>> start

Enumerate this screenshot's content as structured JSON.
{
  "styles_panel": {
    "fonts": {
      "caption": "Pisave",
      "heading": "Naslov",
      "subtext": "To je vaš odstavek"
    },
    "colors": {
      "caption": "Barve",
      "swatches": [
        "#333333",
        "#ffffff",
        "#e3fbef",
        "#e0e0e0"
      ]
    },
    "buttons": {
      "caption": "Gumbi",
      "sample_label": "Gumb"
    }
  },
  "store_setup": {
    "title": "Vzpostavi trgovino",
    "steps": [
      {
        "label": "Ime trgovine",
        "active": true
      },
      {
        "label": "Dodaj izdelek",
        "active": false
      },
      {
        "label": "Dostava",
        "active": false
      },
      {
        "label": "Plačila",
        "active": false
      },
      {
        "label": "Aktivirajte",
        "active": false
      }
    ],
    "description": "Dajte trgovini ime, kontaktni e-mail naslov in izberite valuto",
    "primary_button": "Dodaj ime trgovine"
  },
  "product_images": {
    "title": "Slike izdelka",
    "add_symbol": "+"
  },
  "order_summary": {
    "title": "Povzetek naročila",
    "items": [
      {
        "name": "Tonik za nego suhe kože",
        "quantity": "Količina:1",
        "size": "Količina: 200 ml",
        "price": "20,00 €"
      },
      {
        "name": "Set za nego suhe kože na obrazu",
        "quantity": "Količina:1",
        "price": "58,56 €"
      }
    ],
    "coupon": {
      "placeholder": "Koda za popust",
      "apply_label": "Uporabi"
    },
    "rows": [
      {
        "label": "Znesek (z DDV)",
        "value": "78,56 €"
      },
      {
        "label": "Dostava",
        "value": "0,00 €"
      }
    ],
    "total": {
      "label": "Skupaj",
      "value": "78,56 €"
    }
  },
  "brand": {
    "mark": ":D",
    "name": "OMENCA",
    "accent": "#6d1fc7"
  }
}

>> end

Set out every line from the material that contains the string "Dodaj".

Answer to this task:
        "label": "Dodaj izdelek",
    "primary_button": "Dodaj ime trgovine"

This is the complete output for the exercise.